### DOCUMENT SEGMENT
========
Given the vast universe of problems that confront owners, executives and managers today, the impulse to “K.I.S.S. it” - Keep is Short and Simple - is understandable. Leaders’ preference for business solutions that focus on broad principles but sweep complex details under the rug often seems inevitable.
It is also dangerous, and possibly even deadly.
The Devil Is In The Details (or D.I.I.T.D. instead of K.I.S.S.): it is those critical details/glitches, though, that are delegated to increasingly lower levels of an organization. In a perfect world, the right person in the company would resolve the customer problems quickly before they fester. We need only consider our own customer-and-employee experiences to recognize that we are not in that perfect world. Most companies and leaders are too far removed from even recognizing the fundamental business dilemma (K.I.S.S. vs. D.I.I.T.D.) that may account for most crises.
========
### DATASET EXCERPT

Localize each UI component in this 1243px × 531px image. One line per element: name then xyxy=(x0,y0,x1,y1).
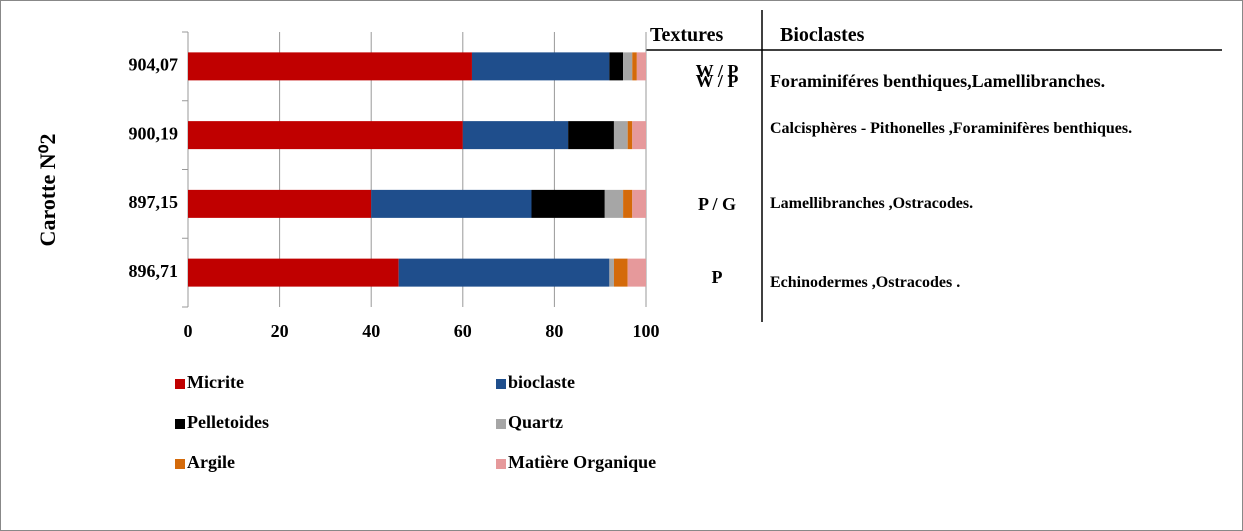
========
### DIRECTIVES
1 – Reproduce the part of the business leadership passage running from "It is also dangerous, and" up to and including "for most crises.".
2 – Take up the business leadership passage after its last sentence and carry it forward.

### RESPONSE LIST
1 –
It is also dangerous, and possibly even deadly.
The Devil Is In The Details (or D.I.I.T.D. instead of K.I.S.S.): it is those critical details/glitches, though, that are delegated to increasingly lower levels of an organization. In a perfect world, the right person in the company would resolve the customer problems quickly before they fester. We need only consider our own customer-and-employee experiences to recognize that we are not in that perfect world. Most companies and leaders are too far removed from even recognizing the fundamental business dilemma (K.I.S.S. vs. D.I.I.T.D.) that may account for most crises.

2 –
The solution to this destructive business dilemma: courage to establish a structure. By understanding, designing and building a clear structure for their business, leaders give everyone in the business the best chance to win. Get it right, right now, for the customer.
So here is one more acronym to overcome the seemingly impossible dilemmas day in and day out, for the customers and employees: GETW, Good Enough to Win. GETW is the balancing of K.I.S.S. and D.I.I.T.D: a structure that enables problem resolution quickly and where it needs to happen will create winners at every level of your business.